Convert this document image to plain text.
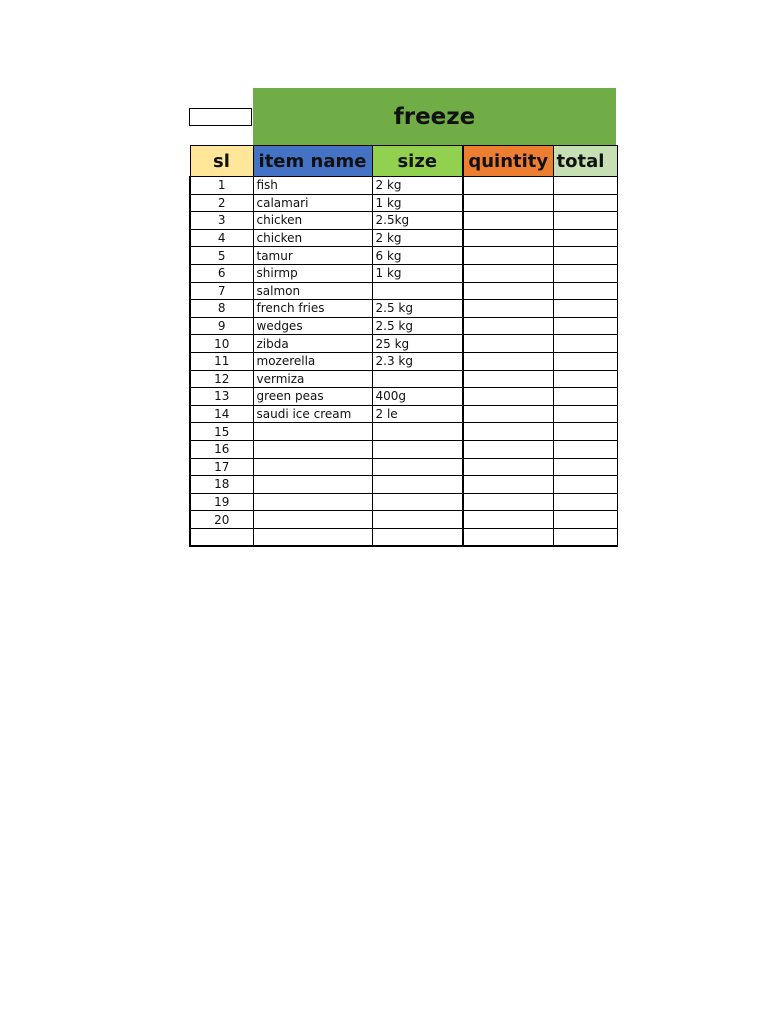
freeze
sl	item name	size	quintity	total
1	fish	2 kg		
2	calamari	1 kg		
3	chicken	2.5kg		
4	chicken	2 kg		
5	tamur	6 kg		
6	shirmp	1 kg		
7	salmon			
8	french fries	2.5 kg		
9	wedges	2.5 kg		
10	zibda	25 kg		
11	mozerella	2.3 kg		
12	vermiza			
13	green peas	400g		
14	saudi ice cream	2 le		
15				
16				
17				
18				
19				
20				
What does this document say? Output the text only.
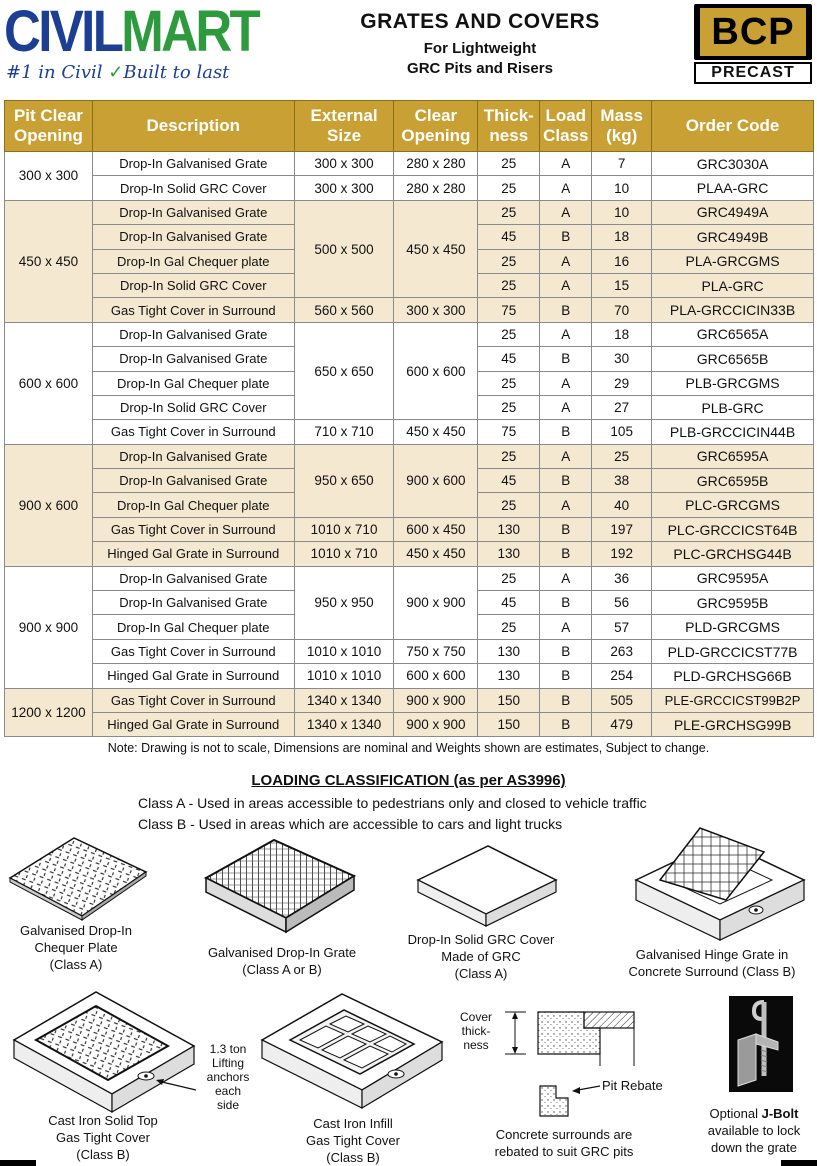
CIVILMART
#1 in Civil ✓Built to last
GRATES AND COVERS
For Lightweight
GRC Pits and Risers
BCP
PRECAST
Pit Clear Opening	Description	External Size	Clear Opening	Thick- ness	Load Class	Mass (kg)	Order Code
300 x 300	Drop-In Galvanised Grate	300 x 300	280 x 280	25	A	7	GRC3030A
	Drop-In Solid GRC Cover	300 x 300	280 x 280	25	A	10	PLAA-GRC
450 x 450	Drop-In Galvanised Grate	500 x 500	450 x 450	25	A	10	GRC4949A
	Drop-In Galvanised Grate			45	B	18	GRC4949B
	Drop-In Gal Chequer plate			25	A	16	PLA-GRCGMS
	Drop-In Solid GRC Cover			25	A	15	PLA-GRC
	Gas Tight Cover in Surround	560 x 560	300 x 300	75	B	70	PLA-GRCCICIN33B
600 x 600	Drop-In Galvanised Grate	650 x 650	600 x 600	25	A	18	GRC6565A
	Drop-In Galvanised Grate			45	B	30	GRC6565B
	Drop-In Gal Chequer plate			25	A	29	PLB-GRCGMS
	Drop-In Solid GRC Cover			25	A	27	PLB-GRC
	Gas Tight Cover in Surround	710 x 710	450 x 450	75	B	105	PLB-GRCCICIN44B
900 x 600	Drop-In Galvanised Grate	950 x 650	900 x 600	25	A	25	GRC6595A
	Drop-In Galvanised Grate			45	B	38	GRC6595B
	Drop-In Gal Chequer plate			25	A	40	PLC-GRCGMS
	Gas Tight Cover in Surround	1010 x 710	600 x 450	130	B	197	PLC-GRCCICST64B
	Hinged Gal Grate in Surround	1010 x 710	450 x 450	130	B	192	PLC-GRCHSG44B
900 x 900	Drop-In Galvanised Grate	950 x 950	900 x 900	25	A	36	GRC9595A
	Drop-In Galvanised Grate			45	B	56	GRC9595B
	Drop-In Gal Chequer plate			25	A	57	PLD-GRCGMS
	Gas Tight Cover in Surround	1010 x 1010	750 x 750	130	B	263	PLD-GRCCICST77B
	Hinged Gal Grate in Surround	1010 x 1010	600 x 600	130	B	254	PLD-GRCHSG66B
1200 x 1200	Gas Tight Cover in Surround	1340 x 1340	900 x 900	150	B	505	PLE-GRCCICST99B2P
	Hinged Gal Grate in Surround	1340 x 1340	900 x 900	150	B	479	PLE-GRCHSG99B
Note: Drawing is not to scale, Dimensions are nominal and Weights shown are estimates, Subject to change.
LOADING CLASSIFICATION (as per AS3996)
Class A - Used in areas accessible to pedestrians only and closed to vehicle traffic
Class B - Used in areas which are accessible to cars and light trucks
Galvanised Drop-In
Chequer Plate
(Class A)
Galvanised Drop-In Grate
(Class A or B)
Drop-In Solid GRC Cover
Made of GRC
(Class A)
Galvanised Hinge Grate in
Concrete Surround (Class B)
1.3 ton
Lifting
anchors
each
side
Cast Iron Solid Top
Gas Tight Cover
(Class B)
Cast Iron Infill
Gas Tight Cover
(Class B)
Cover
thick-
ness
Pit Rebate
Concrete surrounds are
rebated to suit GRC pits
Optional J-Bolt
available to lock
down the grate
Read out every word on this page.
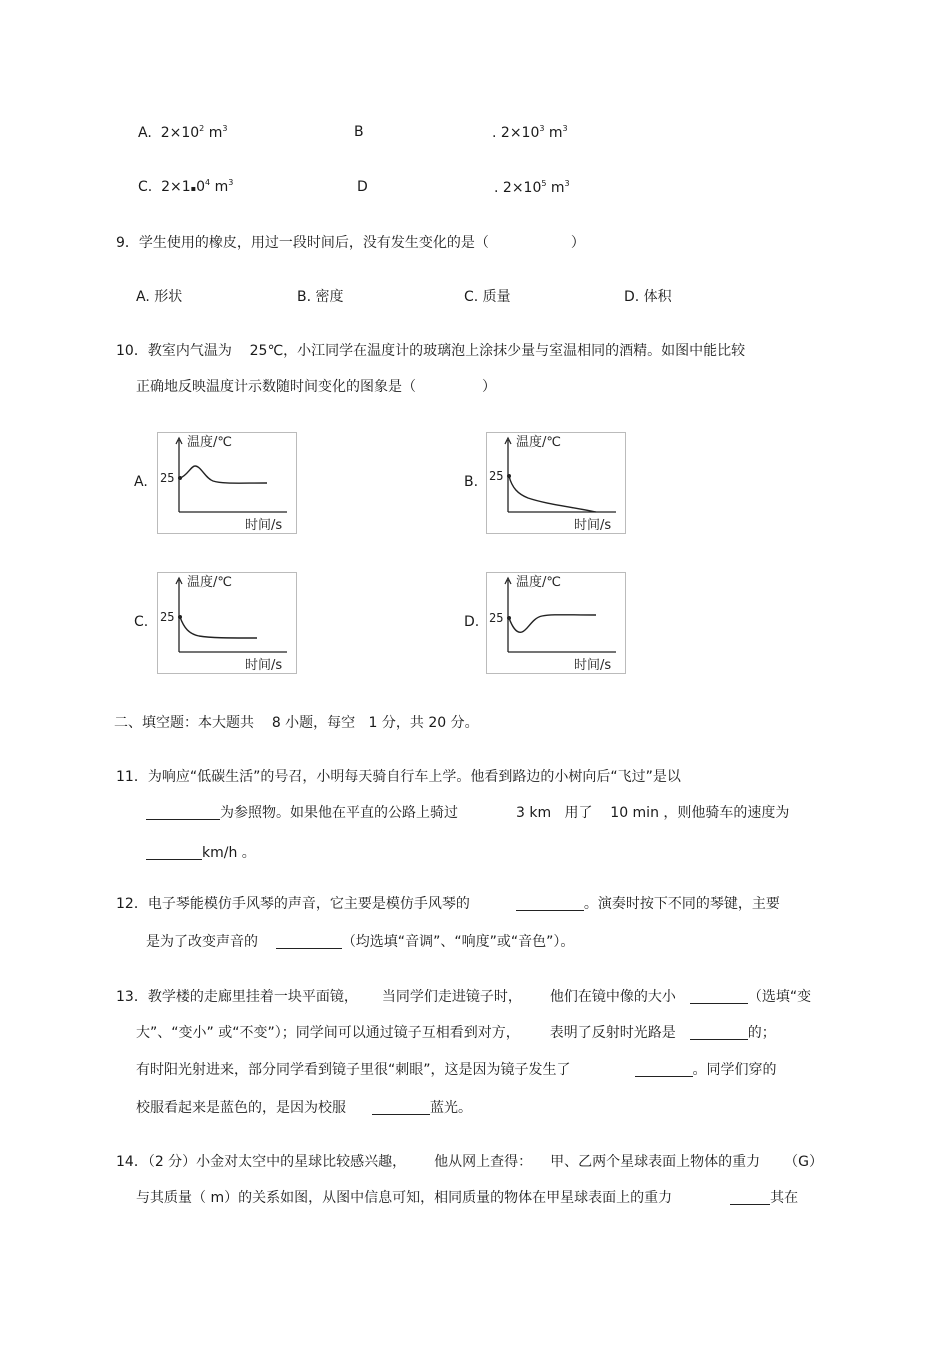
A. $2\times 10^2$ $m^3$	B	. $2\times 10^3$ $m^3$
C. $2\times 1▪0^4$ $m^3$	D	. $2\times 10^5$ $m^3$
9．学生使用的橡皮，用过一段时间后，没有发生变化的是（	）
A. 形状	B. 密度	C. 质量	D. 体积
10．教室内气温为 25℃，小江同学在温度计的玻璃泡上涂抹少量与室温相同的酒精。如图中能比较
正确地反映温度计示数随时间变化的图象是（	）
A.	B.
C.	D.
温度/℃
时间/s
25
温度/℃
时间/s
25
温度/℃
时间/s
25
温度/℃
时间/s
25
二、填空题：本大题共 8 小题，每空 1 分，共 20 分。
11．为响应“低碳生活”的号召，小明每天骑自行车上学。他看到路边的小树向后“飞过”是以
为参照物。如果他在平直的公路上骑过	3 km 用了 10 min ，则他骑车的速度为
km/h 。
12．电子琴能模仿手风琴的声音，它主要是模仿手风琴的	。演奏时按下不同的琴键，主要
是为了改变声音的	（均选填“音调”、“响度”或“音色”）。
13．教学楼的走廊里挂着一块平面镜， 当同学们走进镜子时， 他们在镜中像的大小	（选填“变
大”、“变小” 或“不变”）；同学间可以通过镜子互相看到对方， 表明了反射时光路是	的；
有时阳光射进来，部分同学看到镜子里很“刺眼”，这是因为镜子发生了	。同学们穿的
校服看起来是蓝色的，是因为校服	蓝光。
14．（2 分）小金对太空中的星球比较感兴趣， 他从网上查得： 甲、乙两个星球表面上物体的重力 （G）
与其质量（ m）的关系如图，从图中信息可知，相同质量的物体在甲星球表面上的重力	其在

--------------------

[WHAT TO DO]: Write out every record above exactly as it stands, but leave out the pictures.

[SOLUTION BELOW]:
Convert this document image to plain text.
freeze
sl	item name	size	quintity	total
1	fish	2 kg		
2	calamari	1 kg		
3	chicken	2.5kg		
4	chicken	2 kg		
5	tamur	6 kg		
6	shirmp	1 kg		
7	salmon			
8	french fries	2.5 kg		
9	wedges	2.5 kg		
10	zibda	25 kg		
11	mozerella	2.3 kg		
12	vermiza			
13	green peas	400g		
14	saudi ice cream	2 le		
15				
16				
17				
18				
19				
20				
What does this document say? Output the text only.
CIVILMART
#1 in Civil ✓Built to last
GRATES AND COVERS
For Lightweight
GRC Pits and Risers
BCP
PRECAST
Pit Clear Opening	Description	External Size	Clear Opening	Thick- ness	Load Class	Mass (kg)	Order Code
300 x 300	Drop-In Galvanised Grate	300 x 300	280 x 280	25	A	7	GRC3030A
	Drop-In Solid GRC Cover	300 x 300	280 x 280	25	A	10	PLAA-GRC
450 x 450	Drop-In Galvanised Grate	500 x 500	450 x 450	25	A	10	GRC4949A
	Drop-In Galvanised Grate			45	B	18	GRC4949B
	Drop-In Gal Chequer plate			25	A	16	PLA-GRCGMS
	Drop-In Solid GRC Cover			25	A	15	PLA-GRC
	Gas Tight Cover in Surround	560 x 560	300 x 300	75	B	70	PLA-GRCCICIN33B
600 x 600	Drop-In Galvanised Grate	650 x 650	600 x 600	25	A	18	GRC6565A
	Drop-In Galvanised Grate			45	B	30	GRC6565B
	Drop-In Gal Chequer plate			25	A	29	PLB-GRCGMS
	Drop-In Solid GRC Cover			25	A	27	PLB-GRC
	Gas Tight Cover in Surround	710 x 710	450 x 450	75	B	105	PLB-GRCCICIN44B
900 x 600	Drop-In Galvanised Grate	950 x 650	900 x 600	25	A	25	GRC6595A
	Drop-In Galvanised Grate			45	B	38	GRC6595B
	Drop-In Gal Chequer plate			25	A	40	PLC-GRCGMS
	Gas Tight Cover in Surround	1010 x 710	600 x 450	130	B	197	PLC-GRCCICST64B
	Hinged Gal Grate in Surround	1010 x 710	450 x 450	130	B	192	PLC-GRCHSG44B
900 x 900	Drop-In Galvanised Grate	950 x 950	900 x 900	25	A	36	GRC9595A
	Drop-In Galvanised Grate			45	B	56	GRC9595B
	Drop-In Gal Chequer plate			25	A	57	PLD-GRCGMS
	Gas Tight Cover in Surround	1010 x 1010	750 x 750	130	B	263	PLD-GRCCICST77B
	Hinged Gal Grate in Surround	1010 x 1010	600 x 600	130	B	254	PLD-GRCHSG66B
1200 x 1200	Gas Tight Cover in Surround	1340 x 1340	900 x 900	150	B	505	PLE-GRCCICST99B2P
	Hinged Gal Grate in Surround	1340 x 1340	900 x 900	150	B	479	PLE-GRCHSG99B
Note: Drawing is not to scale, Dimensions are nominal and Weights shown are estimates, Subject to change.
LOADING CLASSIFICATION (as per AS3996)
Class A - Used in areas accessible to pedestrians only and closed to vehicle traffic
Class B - Used in areas which are accessible to cars and light trucks
Galvanised Drop-In
Chequer Plate
(Class A)
Galvanised Drop-In Grate
(Class A or B)
Drop-In Solid GRC Cover
Made of GRC
(Class A)
Galvanised Hinge Grate in
Concrete Surround (Class B)
1.3 ton
Lifting
anchors
each
side
Cast Iron Solid Top
Gas Tight Cover
(Class B)
Cast Iron Infill
Gas Tight Cover
(Class B)
Cover
thick-
ness
Pit Rebate
Concrete surrounds are
rebated to suit GRC pits
Optional J-Bolt
available to lock
down the grate
Read out every word on this page.
A. $2\times 10^2$ $m^3$	B	. $2\times 10^3$ $m^3$
C. $2\times 1▪0^4$ $m^3$	D	. $2\times 10^5$ $m^3$
9．学生使用的橡皮，用过一段时间后，没有发生变化的是（	）
A. 形状	B. 密度	C. 质量	D. 体积
10．教室内气温为 25℃，小江同学在温度计的玻璃泡上涂抹少量与室温相同的酒精。如图中能比较
正确地反映温度计示数随时间变化的图象是（	）
A.	B.
C.	D.
温度/℃
时间/s
25
温度/℃
时间/s
25
温度/℃
时间/s
25
温度/℃
时间/s
25
二、填空题：本大题共 8 小题，每空 1 分，共 20 分。
11．为响应“低碳生活”的号召，小明每天骑自行车上学。他看到路边的小树向后“飞过”是以
为参照物。如果他在平直的公路上骑过	3 km 用了 10 min ，则他骑车的速度为
km/h 。
12．电子琴能模仿手风琴的声音，它主要是模仿手风琴的	。演奏时按下不同的琴键，主要
是为了改变声音的	（均选填“音调”、“响度”或“音色”）。
13．教学楼的走廊里挂着一块平面镜， 当同学们走进镜子时， 他们在镜中像的大小	（选填“变
大”、“变小” 或“不变”）；同学间可以通过镜子互相看到对方， 表明了反射时光路是	的；
有时阳光射进来，部分同学看到镜子里很“刺眼”，这是因为镜子发生了	。同学们穿的
校服看起来是蓝色的，是因为校服	蓝光。
14．（2 分）小金对太空中的星球比较感兴趣， 他从网上查得： 甲、乙两个星球表面上物体的重力 （G）
与其质量（ m）的关系如图，从图中信息可知，相同质量的物体在甲星球表面上的重力	其在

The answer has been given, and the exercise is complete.